Figure record listings
========================================
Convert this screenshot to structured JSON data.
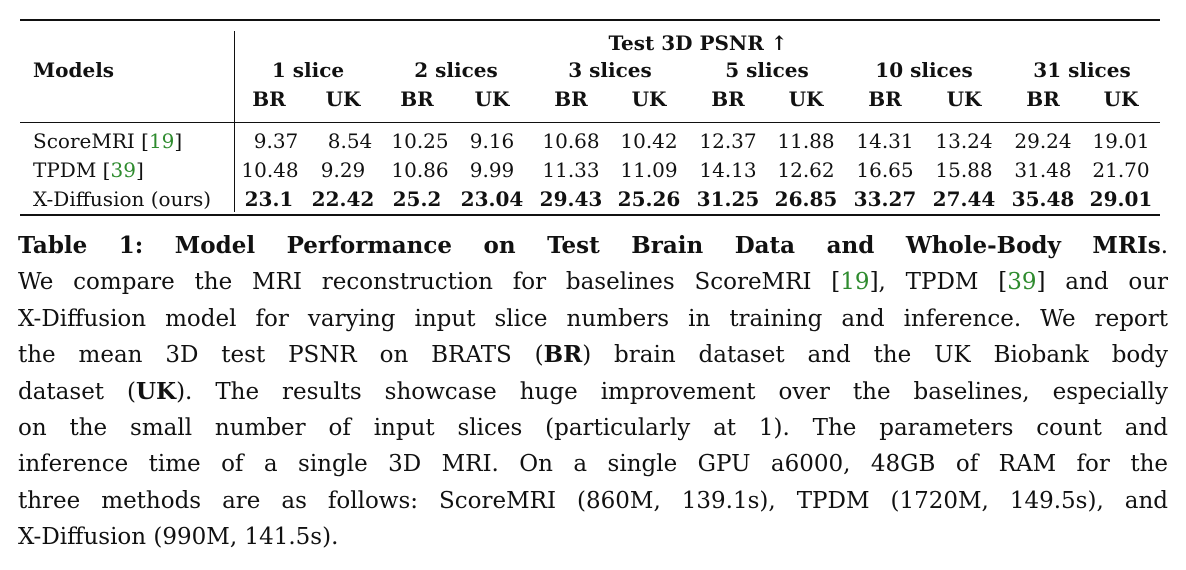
{
  "table": {
    "metric_header": "Test 3D PSNR ↑",
    "models_header": "Models",
    "slice_headers": [
      "1 slice",
      "2 slices",
      "3 slices",
      "5 slices",
      "10 slices",
      "31 slices"
    ],
    "subcol_br": "BR",
    "subcol_uk": "UK",
    "rows": [
      {
        "model": "ScoreMRI",
        "cite": "19",
        "values": [
          "9.37",
          "8.54",
          "10.25",
          "9.16",
          "10.68",
          "10.42",
          "12.37",
          "11.88",
          "14.31",
          "13.24",
          "29.24",
          "19.01"
        ],
        "bold": false
      },
      {
        "model": "TPDM",
        "cite": "39",
        "values": [
          "10.48",
          "9.29",
          "10.86",
          "9.99",
          "11.33",
          "11.09",
          "14.13",
          "12.62",
          "16.65",
          "15.88",
          "31.48",
          "21.70"
        ],
        "bold": false
      },
      {
        "model": "X-Diffusion (ours)",
        "cite": "",
        "values": [
          "23.1",
          "22.42",
          "25.2",
          "23.04",
          "29.43",
          "25.26",
          "31.25",
          "26.85",
          "33.27",
          "27.44",
          "35.48",
          "29.01"
        ],
        "bold": true
      }
    ]
  },
  "caption": {
    "title": "Table 1: Model Performance on Test Brain Data and Whole-Body MRIs",
    "line1_end": ".",
    "l2_a": "We compare the MRI reconstruction for baselines ScoreMRI [",
    "cite_a": "19",
    "l2_b": "], TPDM [",
    "cite_b": "39",
    "l2_c": "] and our",
    "l3": "X-Diffusion model for varying input slice numbers in training and inference. We report",
    "l4_a": "the mean 3D test PSNR on BRATS (",
    "l4_br": "BR",
    "l4_b": ") brain dataset and the UK Biobank body",
    "l5_a": "dataset (",
    "l5_uk": "UK",
    "l5_b": "). The results showcase huge improvement over the baselines, especially",
    "l6": "on the small number of input slices (particularly at 1). The parameters count and",
    "l7": "inference time of a single 3D MRI. On a single GPU a6000, 48GB of RAM for the",
    "l8": "three methods are as follows: ScoreMRI (860M, 139.1s), TPDM (1720M, 149.5s), and",
    "l9": "X-Diffusion (990M, 141.5s)."
  }
}
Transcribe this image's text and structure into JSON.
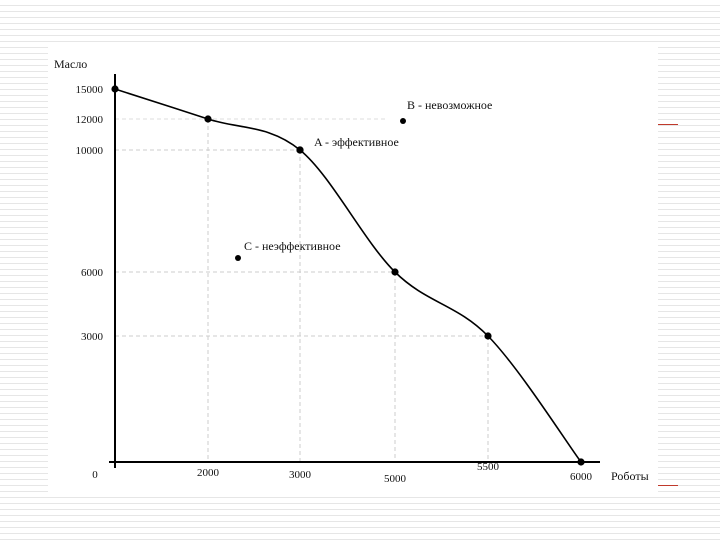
{
  "slide": {
    "accent_color": "#c0392b",
    "background_line_color": "#e6e6e6"
  },
  "chart_data": {
    "type": "line",
    "title": "",
    "xlabel": "Роботы",
    "ylabel": "Масло",
    "origin_label": "0",
    "x_ticks": [
      2000,
      3000,
      5000,
      5500,
      6000
    ],
    "y_ticks": [
      15000,
      12000,
      10000,
      6000,
      3000
    ],
    "series": [
      {
        "values": [
          {
            "x": 0,
            "y": 15000
          },
          {
            "x": 2000,
            "y": 12000
          },
          {
            "x": 3000,
            "y": 10000
          },
          {
            "x": 5000,
            "y": 6000
          },
          {
            "x": 5500,
            "y": 3000
          },
          {
            "x": 6000,
            "y": 0
          }
        ]
      }
    ],
    "annotations": [
      {
        "label": "A - эффективное",
        "x": 3000,
        "y": 10000
      },
      {
        "label": "В - невозможное",
        "x": 5000,
        "y": 12000
      },
      {
        "label": "С - неэффективное",
        "x": 2500,
        "y": 6200
      }
    ],
    "grid": "dashed guide lines at marked points",
    "line_color": "#000000",
    "grid_color": "#cccccc"
  }
}
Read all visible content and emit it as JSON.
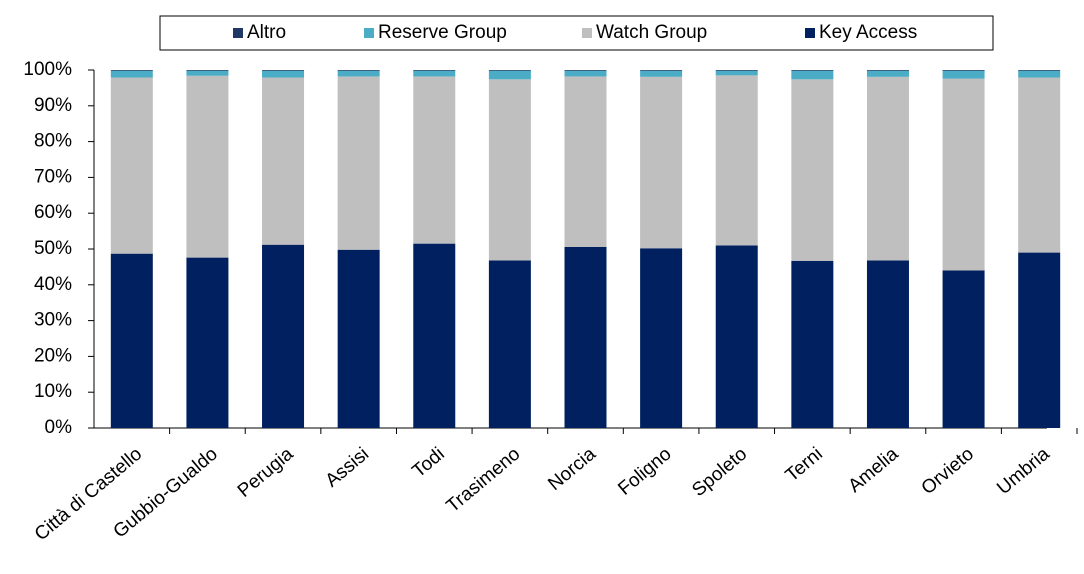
{
  "chart_data": {
    "type": "stacked_bar",
    "categories": [
      "Città di Castello",
      "Gubbio-Gualdo",
      "Perugia",
      "Assisi",
      "Todi",
      "Trasimeno",
      "Norcia",
      "Foligno",
      "Spoleto",
      "Terni",
      "Amelia",
      "Orvieto",
      "Umbria"
    ],
    "series": [
      {
        "name": "Key Access",
        "color": "#002060",
        "values": [
          48.7,
          47.6,
          51.2,
          49.8,
          51.5,
          46.8,
          50.6,
          50.2,
          51.0,
          46.7,
          46.8,
          44.0,
          49.0
        ]
      },
      {
        "name": "Watch Group",
        "color": "#bfbfbf",
        "values": [
          49.2,
          50.8,
          46.7,
          48.4,
          46.7,
          50.6,
          47.6,
          47.9,
          47.5,
          50.7,
          51.3,
          53.6,
          48.9
        ]
      },
      {
        "name": "Reserve Group",
        "color": "#4bacc6",
        "values": [
          1.9,
          1.4,
          1.9,
          1.6,
          1.6,
          2.4,
          1.6,
          1.7,
          1.3,
          2.4,
          1.7,
          2.2,
          1.9
        ]
      },
      {
        "name": "Altro",
        "color": "#1f3864",
        "values": [
          0.2,
          0.2,
          0.2,
          0.2,
          0.2,
          0.2,
          0.2,
          0.2,
          0.2,
          0.2,
          0.2,
          0.2,
          0.2
        ]
      }
    ],
    "ylim": [
      0,
      100
    ],
    "yticks": [
      {
        "value": 0,
        "label": "0%"
      },
      {
        "value": 10,
        "label": "10%"
      },
      {
        "value": 20,
        "label": "20%"
      },
      {
        "value": 30,
        "label": "30%"
      },
      {
        "value": 40,
        "label": "40%"
      },
      {
        "value": 50,
        "label": "50%"
      },
      {
        "value": 60,
        "label": "60%"
      },
      {
        "value": 70,
        "label": "70%"
      },
      {
        "value": 80,
        "label": "80%"
      },
      {
        "value": 90,
        "label": "90%"
      },
      {
        "value": 100,
        "label": "100%"
      }
    ],
    "legend_position": "top"
  }
}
========================================
→ Your objective: Filter out every line that lacks the word "input", and copy the rest.

→ Solution for this task:
    "l3": "X-Diffusion model for varying input slice numbers in training and inference. We report",
    "l6": "on the small number of input slices (particularly at 1). The parameters count and",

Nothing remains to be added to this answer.